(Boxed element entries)
-----
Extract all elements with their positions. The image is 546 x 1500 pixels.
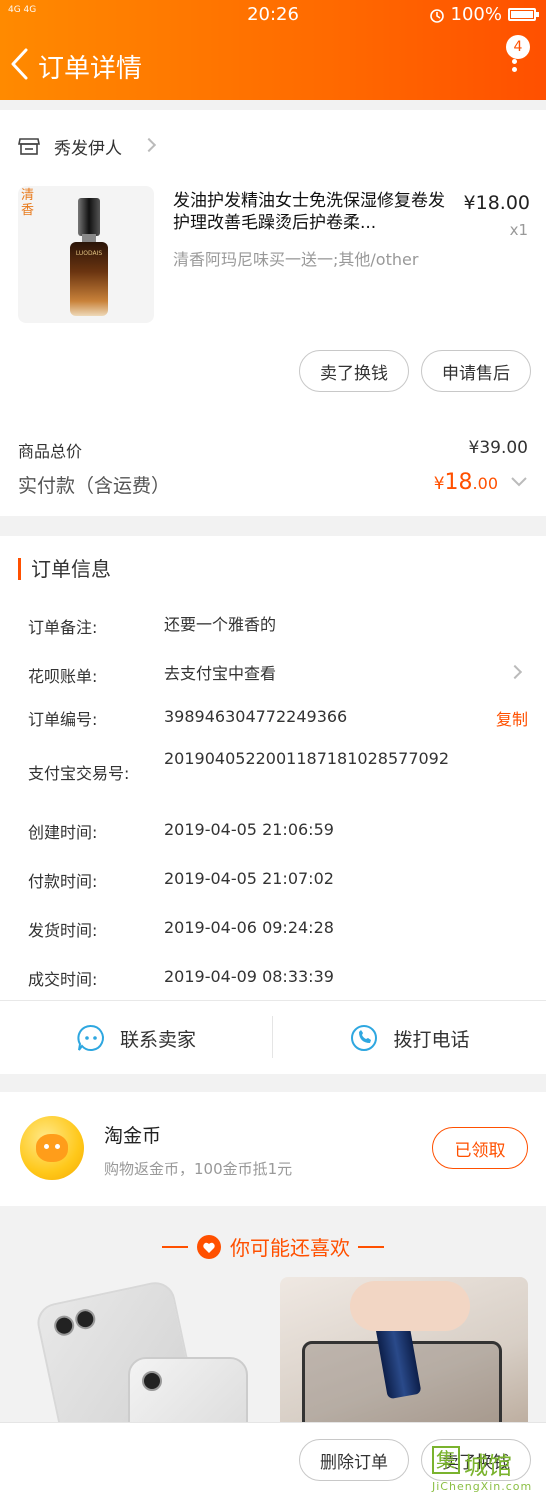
page-title: 订单详情 — [38, 54, 143, 84]
watermark-logo: 集 — [432, 1446, 460, 1474]
recommend-item-phone[interactable] — [18, 1277, 266, 1437]
product-image[interactable]: 清香 LUODAIS — [18, 186, 154, 323]
camera-lens — [142, 1371, 162, 1391]
hand-image — [350, 1281, 470, 1331]
divider — [0, 1000, 546, 1001]
order-number-label: 订单编号: — [28, 710, 98, 729]
coins-subtitle: 购物返金币，100金币抵1元 — [104, 1160, 293, 1178]
closed-time-value: 2019-04-09 08:33:39 — [164, 967, 334, 986]
huabei-label: 花呗账单: — [28, 667, 98, 686]
product-sku: 清香阿玛尼味买一送一;其他/other — [173, 250, 419, 269]
product-image-tag: 清香 — [21, 188, 35, 218]
more-dot-icon — [511, 67, 517, 72]
watermark: 集 城馆 JiChengXin.com — [426, 1446, 542, 1500]
call-phone-button[interactable]: 拨打电话 — [273, 1002, 546, 1074]
order-number-value: 398946304772249366 — [164, 707, 348, 726]
created-time-value: 2019-04-05 21:06:59 — [164, 820, 334, 839]
alipay-trade-label: 支付宝交易号: — [28, 764, 130, 783]
contact-seller-label: 联系卖家 — [119, 1028, 196, 1051]
created-time-label: 创建时间: — [28, 823, 98, 842]
taojinbi-coin-icon — [20, 1116, 84, 1180]
battery-percent: 100% — [450, 4, 502, 25]
heart-icon — [197, 1234, 221, 1259]
watermark-text: 城馆 — [464, 1452, 512, 1480]
shipped-time-value: 2019-04-06 09:24:28 — [164, 918, 334, 937]
product-title[interactable]: 发油护发精油女士免洗保湿修复卷发护理改善毛躁烫后护卷柔... — [173, 190, 453, 234]
decor-dash — [358, 1245, 384, 1248]
status-bar: 4G 4G 20:26 100% — [0, 0, 546, 30]
total-price-label: 商品总价 — [18, 442, 83, 461]
after-sale-label: 申请售后 — [442, 363, 510, 384]
product-price: ¥18.00 — [463, 192, 530, 214]
coin-face — [36, 1134, 68, 1162]
copy-order-number-button[interactable]: 复制 — [496, 706, 528, 730]
shop-name: 秀发伊人 — [54, 138, 122, 159]
sell-for-cash-label: 卖了换钱 — [320, 363, 388, 384]
recommend-title: 你可能还喜欢 — [0, 1232, 546, 1261]
paid-time-value: 2019-04-05 21:07:02 — [164, 869, 334, 888]
product-quantity: x1 — [509, 221, 528, 239]
bottle-label: LUODAIS — [75, 250, 103, 257]
paid-amount-value[interactable]: ¥18.00 — [434, 470, 498, 495]
chat-icon — [77, 1024, 104, 1051]
total-price-value: ¥39.00 — [468, 438, 528, 458]
bottle-cap — [78, 198, 100, 236]
order-info-title: 订单信息 — [18, 558, 111, 580]
watermark-site: JiChengXin.com — [432, 1480, 533, 1493]
app-header: 4G 4G 20:26 100% 订单详情 4 — [0, 0, 546, 100]
shop-icon — [18, 138, 40, 155]
status-right: 100% — [429, 4, 539, 25]
chevron-down-icon[interactable] — [510, 476, 528, 488]
recommend-item-bag[interactable] — [280, 1277, 528, 1437]
note-value: 还要一个雅香的 — [164, 615, 277, 634]
more-menu-button[interactable] — [508, 56, 520, 80]
closed-time-label: 成交时间: — [28, 970, 98, 989]
paid-currency: ¥ — [433, 474, 445, 494]
more-dot-icon — [511, 59, 517, 64]
contact-seller-button[interactable]: 联系卖家 — [0, 1002, 272, 1074]
sell-for-cash-button[interactable]: 卖了换钱 — [299, 350, 409, 392]
shipped-time-label: 发货时间: — [28, 921, 98, 940]
coins-claimed-label: 已领取 — [454, 1140, 506, 1161]
coins-title: 淘金币 — [104, 1125, 162, 1147]
camera-lens — [52, 1313, 77, 1338]
decor-dash — [162, 1245, 188, 1248]
shop-row[interactable]: 秀发伊人 — [18, 134, 122, 159]
delete-order-button[interactable]: 删除订单 — [299, 1439, 409, 1481]
chevron-left-icon — [11, 48, 28, 80]
huabei-link[interactable]: 去支付宝中查看 — [164, 663, 464, 684]
paid-decimal: .00 — [472, 474, 498, 493]
alarm-icon — [429, 8, 444, 23]
back-button[interactable] — [8, 46, 38, 82]
alipay-trade-value: 2019040522001187181028577092 — [164, 749, 450, 768]
recommend-title-text: 你可能还喜欢 — [230, 1236, 350, 1260]
battery-icon — [508, 8, 539, 21]
paid-integer: 18 — [444, 470, 473, 495]
paid-time-label: 付款时间: — [28, 872, 98, 891]
camera-lens — [73, 1307, 98, 1332]
delete-order-label: 删除订单 — [320, 1452, 388, 1473]
coins-claimed-button[interactable]: 已领取 — [432, 1127, 528, 1169]
paid-amount-label: 实付款（含运费） — [18, 475, 171, 497]
after-sale-button[interactable]: 申请售后 — [421, 350, 531, 392]
phone-icon — [351, 1025, 378, 1051]
note-label: 订单备注: — [28, 618, 98, 637]
call-phone-label: 拨打电话 — [393, 1028, 470, 1051]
-----
Task prompt – Set down each of the lines above word for word and leave out the picture.

Exercise response –
Extract all elements with their positions. The image is 546 x 1500 pixels.
page-title: 订单详情 — [38, 54, 143, 84]
watermark-logo: 集 — [432, 1446, 460, 1474]
recommend-item-phone[interactable] — [18, 1277, 266, 1437]
product-image[interactable]: 清香 LUODAIS — [18, 186, 154, 323]
camera-lens — [142, 1371, 162, 1391]
hand-image — [350, 1281, 470, 1331]
divider — [0, 1000, 546, 1001]
order-number-label: 订单编号: — [28, 710, 98, 729]
coins-subtitle: 购物返金币，100金币抵1元 — [104, 1160, 293, 1178]
closed-time-value: 2019-04-09 08:33:39 — [164, 967, 334, 986]
huabei-label: 花呗账单: — [28, 667, 98, 686]
product-sku: 清香阿玛尼味买一送一;其他/other — [173, 250, 419, 269]
product-image-tag: 清香 — [21, 188, 35, 218]
more-dot-icon — [511, 67, 517, 72]
watermark: 集 城馆 JiChengXin.com — [426, 1446, 542, 1500]
call-phone-button[interactable]: 拨打电话 — [273, 1002, 546, 1074]
order-number-value: 398946304772249366 — [164, 707, 348, 726]
created-time-value: 2019-04-05 21:06:59 — [164, 820, 334, 839]
alipay-trade-label: 支付宝交易号: — [28, 764, 130, 783]
contact-seller-label: 联系卖家 — [119, 1028, 196, 1051]
created-time-label: 创建时间: — [28, 823, 98, 842]
taojinbi-coin-icon — [20, 1116, 84, 1180]
battery-percent: 100% — [450, 4, 502, 25]
heart-icon — [197, 1234, 221, 1259]
watermark-text: 城馆 — [464, 1452, 512, 1480]
shipped-time-value: 2019-04-06 09:24:28 — [164, 918, 334, 937]
product-title[interactable]: 发油护发精油女士免洗保湿修复卷发护理改善毛躁烫后护卷柔... — [173, 190, 453, 234]
decor-dash — [358, 1245, 384, 1248]
status-bar: 4G 4G 20:26 100% — [0, 0, 546, 30]
total-price-label: 商品总价 — [18, 442, 83, 461]
after-sale-label: 申请售后 — [442, 363, 510, 384]
product-price: ¥18.00 — [463, 192, 530, 214]
coin-face — [36, 1134, 68, 1162]
copy-order-number-button[interactable]: 复制 — [496, 706, 528, 730]
shop-name: 秀发伊人 — [54, 138, 122, 159]
sell-for-cash-label: 卖了换钱 — [320, 363, 388, 384]
recommend-title: 你可能还喜欢 — [0, 1232, 546, 1261]
paid-time-value: 2019-04-05 21:07:02 — [164, 869, 334, 888]
product-quantity: x1 — [509, 221, 528, 239]
bottle-label: LUODAIS — [75, 250, 103, 257]
paid-amount-value[interactable]: ¥18.00 — [434, 470, 498, 495]
chat-icon — [77, 1024, 104, 1051]
total-price-value: ¥39.00 — [468, 438, 528, 458]
bottle-cap — [78, 198, 100, 236]
order-info-title: 订单信息 — [18, 558, 111, 580]
watermark-site: JiChengXin.com — [432, 1480, 533, 1493]
app-header: 4G 4G 20:26 100% 订单详情 4 — [0, 0, 546, 100]
shop-icon — [18, 138, 40, 155]
status-right: 100% — [429, 4, 539, 25]
chevron-down-icon[interactable] — [510, 476, 528, 488]
recommend-item-bag[interactable] — [280, 1277, 528, 1437]
note-value: 还要一个雅香的 — [164, 615, 277, 634]
more-menu-button[interactable] — [508, 56, 520, 80]
closed-time-label: 成交时间: — [28, 970, 98, 989]
paid-currency: ¥ — [433, 474, 445, 494]
more-dot-icon — [511, 59, 517, 64]
contact-seller-button[interactable]: 联系卖家 — [0, 1002, 272, 1074]
sell-for-cash-button[interactable]: 卖了换钱 — [299, 350, 409, 392]
shipped-time-label: 发货时间: — [28, 921, 98, 940]
coins-claimed-label: 已领取 — [454, 1140, 506, 1161]
coins-title: 淘金币 — [104, 1125, 162, 1147]
camera-lens — [52, 1313, 77, 1338]
decor-dash — [162, 1245, 188, 1248]
shop-row[interactable]: 秀发伊人 — [18, 134, 122, 159]
delete-order-button[interactable]: 删除订单 — [299, 1439, 409, 1481]
chevron-left-icon — [11, 48, 28, 80]
huabei-link[interactable]: 去支付宝中查看 — [164, 663, 464, 684]
paid-decimal: .00 — [472, 474, 498, 493]
alarm-icon — [429, 8, 444, 23]
back-button[interactable] — [8, 46, 38, 82]
alipay-trade-value: 2019040522001187181028577092 — [164, 749, 450, 768]
recommend-title-text: 你可能还喜欢 — [230, 1236, 350, 1260]
battery-icon — [508, 8, 539, 21]
paid-integer: 18 — [444, 470, 473, 495]
paid-time-label: 付款时间: — [28, 872, 98, 891]
camera-lens — [73, 1307, 98, 1332]
delete-order-label: 删除订单 — [320, 1452, 388, 1473]
coins-claimed-button[interactable]: 已领取 — [432, 1127, 528, 1169]
paid-amount-label: 实付款（含运费） — [18, 475, 171, 497]
after-sale-button[interactable]: 申请售后 — [421, 350, 531, 392]
phone-icon — [351, 1025, 378, 1051]
note-label: 订单备注: — [28, 618, 98, 637]
call-phone-label: 拨打电话 — [393, 1028, 470, 1051]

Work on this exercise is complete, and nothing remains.